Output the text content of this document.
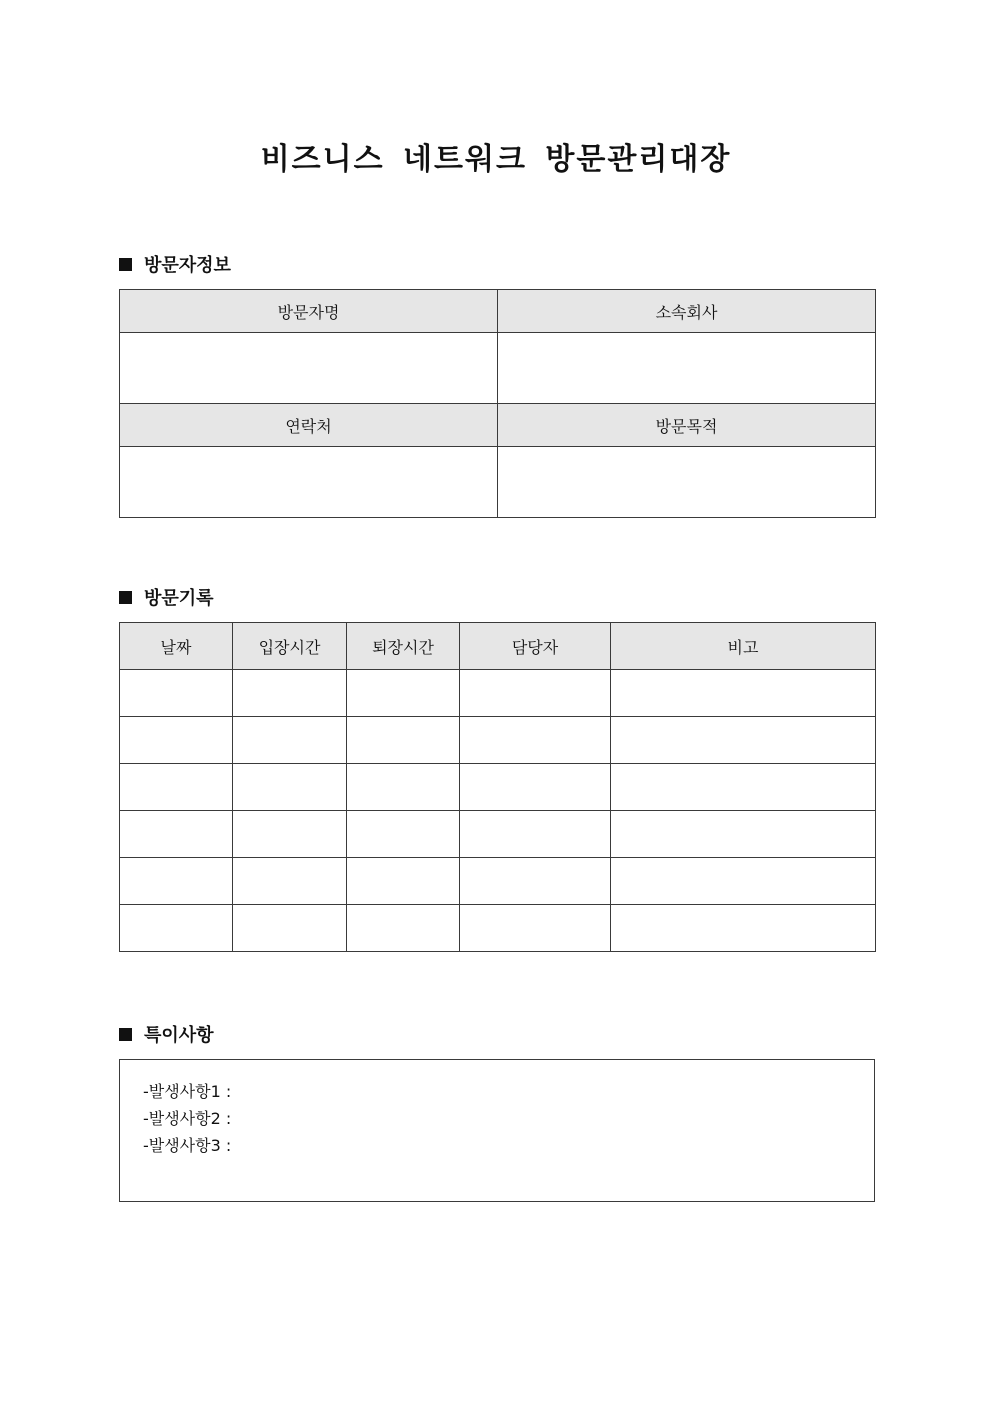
비즈니스 네트워크 방문관리대장
방문자정보
방문자명	소속회사

연락처	방문목적

방문기록
날짜	입장시간	퇴장시간	담당자	비고

특이사항
-발생사항1 :
-발생사항2 :
-발생사항3 :
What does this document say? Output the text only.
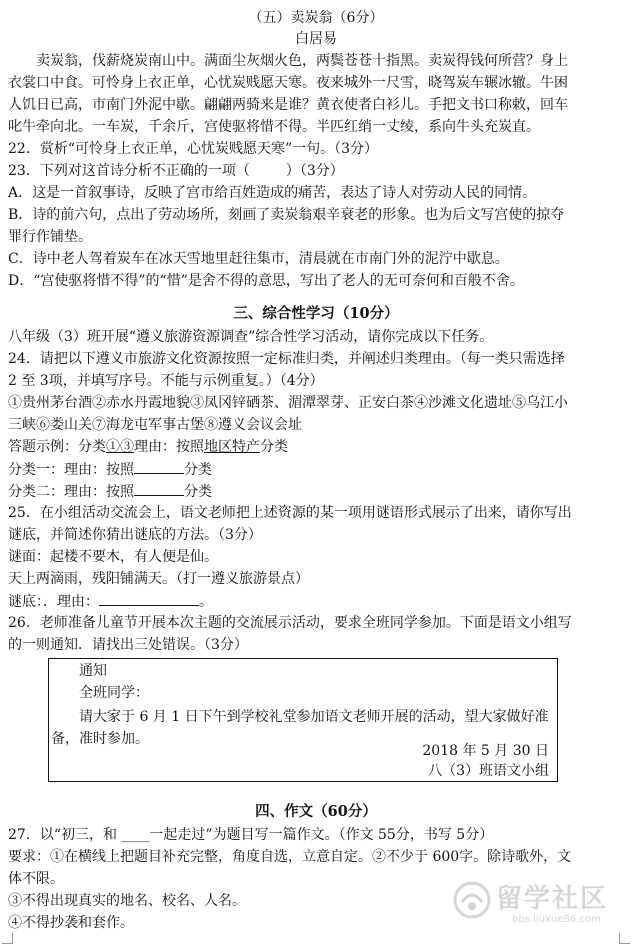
（五）卖炭翁（6分）
白居易
　　卖炭翁，伐薪烧炭南山中。满面尘灰烟火色，两鬓苍苍十指黑。卖炭得钱何所营？身上
衣裳口中食。可怜身上衣正单，心忧炭贱愿天寒。夜来城外一尺雪，晓驾炭车辗冰辙。牛困
人饥日已高，市南门外泥中歇。翩翩两骑来是谁？黄衣使者白衫儿。手把文书口称敕，回车
叱牛牵向北。一车炭，千余斤，宫使驱将惜不得。半匹红绡一丈绫，系向牛头充炭直。
22．赏析“可怜身上衣正单，心忧炭贱愿天寒”一句。（3分）
23．下列对这首诗分析不正确的一项（	）（3分）
A．这是一首叙事诗，反映了宫市给百姓造成的痛苦，表达了诗人对劳动人民的同情。
B．诗的前六句，点出了劳动场所，刻画了卖炭翁艰辛衰老的形象。也为后文写宫使的掠夺
罪行作铺垫。
C．诗中老人驾着炭车在冰天雪地里赶往集市，清晨就在市南门外的泥泞中歇息。
D．“宫使驱将惜不得”的“惜”是舍不得的意思，写出了老人的无可奈何和百般不舍。
三、综合性学习（10分）
八年级（3）班开展“遵义旅游资源调查”综合性学习活动，请你完成以下任务。
24．请把以下遵义市旅游文化资源按照一定标准归类，并阐述归类理由。（每一类只需选择
2 至 3项，并填写序号。不能与示例重复。）（4分）
①贵州茅台酒②赤水丹霞地貌③凤冈锌硒茶、湄潭翠芽、正安白茶④沙滩文化遗址⑤乌江小
三峡⑥娄山关⑦海龙屯军事古堡⑧遵义会议会址
答题示例：分类①③理由：按照地区特产分类
分类一：理由：按照	分类
分类二：理由：按照	分类
25．在小组活动交流会上，语文老师把上述资源的某一项用谜语形式展示了出来，请你写出
谜底，并简述你猜出谜底的方法。（3分）
谜面：起楼不要木，有人便是仙。
天上两滴雨，残阳铺满天。（打一遵义旅游景点）
谜底：．理由：	。
26．老师准备儿童节开展本次主题的交流展示活动，要求全班同学参加。下面是语文小组写
的一则通知．请找出三处错误。（3分）
通知
全班同学：
请大家于 6 月 1 日下午到学校礼堂参加语文老师开展的活动，望大家做好准
备，准时参加。
2018 年 5 月 30 日
八（3）班语文小组
四、作文（60分）
27．以“初三，和 ____一起走过”为题目写一篇作文。（作文 55分，书写 5分）
要求：①在横线上把题目补充完整，角度自选，立意自定。②不少于 600字。除诗歌外，文
体不限。
③不得出现真实的地名、校名、人名。
④不得抄袭和套作。
留学社区
bbs.liuxue86.com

== == ==

* SHORT EXERCISE
Working from the material above, transcribe it exactly while omitting pictures.

* ANSWER TO THIS EXERCISE
Output the text content of this document.
비즈니스 네트워크 방문관리대장
방문자정보
방문자명	소속회사

연락처	방문목적

방문기록
날짜	입장시간	퇴장시간	담당자	비고

특이사항
-발생사항1 :
-발생사항2 :
-발생사항3 :
What does this document say? Output the text only.
（五）卖炭翁（6分）
白居易
　　卖炭翁，伐薪烧炭南山中。满面尘灰烟火色，两鬓苍苍十指黑。卖炭得钱何所营？身上
衣裳口中食。可怜身上衣正单，心忧炭贱愿天寒。夜来城外一尺雪，晓驾炭车辗冰辙。牛困
人饥日已高，市南门外泥中歇。翩翩两骑来是谁？黄衣使者白衫儿。手把文书口称敕，回车
叱牛牵向北。一车炭，千余斤，宫使驱将惜不得。半匹红绡一丈绫，系向牛头充炭直。
22．赏析“可怜身上衣正单，心忧炭贱愿天寒”一句。（3分）
23．下列对这首诗分析不正确的一项（	）（3分）
A．这是一首叙事诗，反映了宫市给百姓造成的痛苦，表达了诗人对劳动人民的同情。
B．诗的前六句，点出了劳动场所，刻画了卖炭翁艰辛衰老的形象。也为后文写宫使的掠夺
罪行作铺垫。
C．诗中老人驾着炭车在冰天雪地里赶往集市，清晨就在市南门外的泥泞中歇息。
D．“宫使驱将惜不得”的“惜”是舍不得的意思，写出了老人的无可奈何和百般不舍。
三、综合性学习（10分）
八年级（3）班开展“遵义旅游资源调查”综合性学习活动，请你完成以下任务。
24．请把以下遵义市旅游文化资源按照一定标准归类，并阐述归类理由。（每一类只需选择
2 至 3项，并填写序号。不能与示例重复。）（4分）
①贵州茅台酒②赤水丹霞地貌③凤冈锌硒茶、湄潭翠芽、正安白茶④沙滩文化遗址⑤乌江小
三峡⑥娄山关⑦海龙屯军事古堡⑧遵义会议会址
答题示例：分类①③理由：按照地区特产分类
分类一：理由：按照	分类
分类二：理由：按照	分类
25．在小组活动交流会上，语文老师把上述资源的某一项用谜语形式展示了出来，请你写出
谜底，并简述你猜出谜底的方法。（3分）
谜面：起楼不要木，有人便是仙。
天上两滴雨，残阳铺满天。（打一遵义旅游景点）
谜底：．理由：	。
26．老师准备儿童节开展本次主题的交流展示活动，要求全班同学参加。下面是语文小组写
的一则通知．请找出三处错误。（3分）
通知
全班同学：
请大家于 6 月 1 日下午到学校礼堂参加语文老师开展的活动，望大家做好准
备，准时参加。
2018 年 5 月 30 日
八（3）班语文小组
四、作文（60分）
27．以“初三，和 ____一起走过”为题目写一篇作文。（作文 55分，书写 5分）
要求：①在横线上把题目补充完整，角度自选，立意自定。②不少于 600字。除诗歌外，文
体不限。
③不得出现真实的地名、校名、人名。
④不得抄袭和套作。
留学社区
bbs.liuxue86.com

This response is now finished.